*Task description*: Filter the entries that follow, copying every line in which the word "силу" appears.

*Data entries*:
= = = = =
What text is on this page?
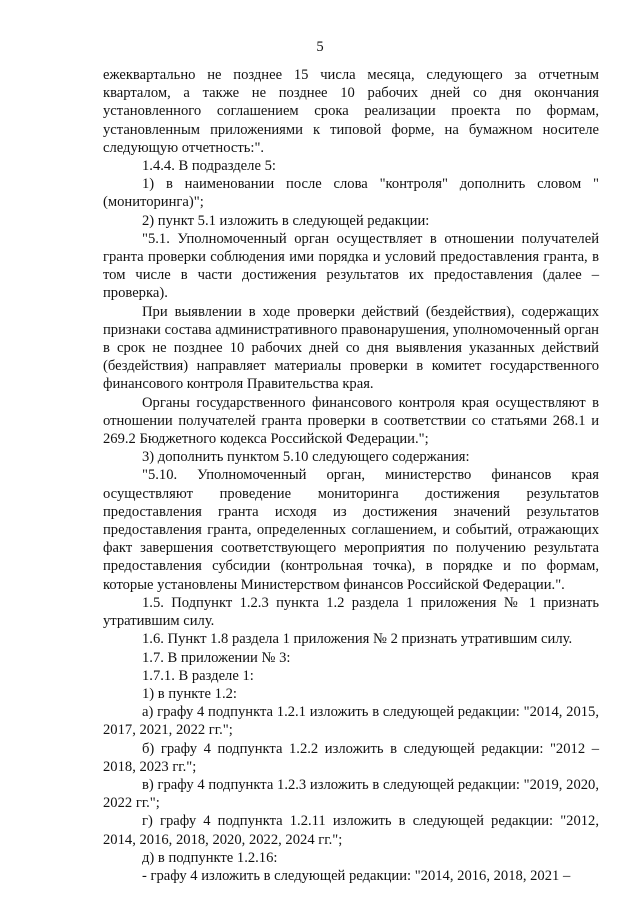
5

ежеквартально не позднее 15 числа месяца, следующего за отчетным кварталом, а также не позднее 10 рабочих дней со дня окончания установленного соглашением срока реализации проекта по формам, установленным приложениями к типовой форме, на бумажном носителе следующую отчетность:".

1.4.4. В подразделе 5:

1) в наименовании после слова "контроля" дополнить словом "(мониторинга)";

2) пункт 5.1 изложить в следующей редакции:

"5.1. Уполномоченный орган осуществляет в отношении получателей гранта проверки соблюдения ими порядка и условий предоставления гранта, в том числе в части достижения результатов их предоставления (далее – проверка).

При выявлении в ходе проверки действий (бездействия), содержащих признаки состава административного правонарушения, уполномоченный орган в срок не позднее 10 рабочих дней со дня выявления указанных действий (бездействия) направляет материалы проверки в комитет государственного финансового контроля Правительства края.

Органы государственного финансового контроля края осуществляют в отношении получателей гранта проверки в соответствии со статьями 268.1 и 269.2 Бюджетного кодекса Российской Федерации.";

3) дополнить пунктом 5.10 следующего содержания:

"5.10. Уполномоченный орган, министерство финансов края осуществляют проведение мониторинга достижения результатов предоставления гранта исходя из достижения значений результатов предоставления гранта, определенных соглашением, и событий, отражающих факт завершения соответствующего мероприятия по получению результата предоставления субсидии (контрольная точка), в порядке и по формам, которые установлены Министерством финансов Российской Федерации.".

1.5. Подпункт 1.2.3 пункта 1.2 раздела 1 приложения № 1 признать утратившим силу.

1.6. Пункт 1.8 раздела 1 приложения № 2 признать утратившим силу.

1.7. В приложении № 3:

1.7.1. В разделе 1:

1) в пункте 1.2:

а) графу 4 подпункта 1.2.1 изложить в следующей редакции: "2014, 2015, 2017, 2021, 2022 гг.";

б) графу 4 подпункта 1.2.2 изложить в следующей редакции: "2012 – 2018, 2023 гг.";

в) графу 4 подпункта 1.2.3 изложить в следующей редакции: "2019, 2020, 2022 гг.";

г) графу 4 подпункта 1.2.11 изложить в следующей редакции: "2012, 2014, 2016, 2018, 2020, 2022, 2024 гг.";

д) в подпункте 1.2.16:

- графу 4 изложить в следующей редакции: "2014, 2016, 2018, 2021 –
= = = = =
*The solution*:
1.5. Подпункт 1.2.3 пункта 1.2 раздела 1 приложения № 1 признать утратившим силу.
1.6. Пункт 1.8 раздела 1 приложения № 2 признать утратившим силу.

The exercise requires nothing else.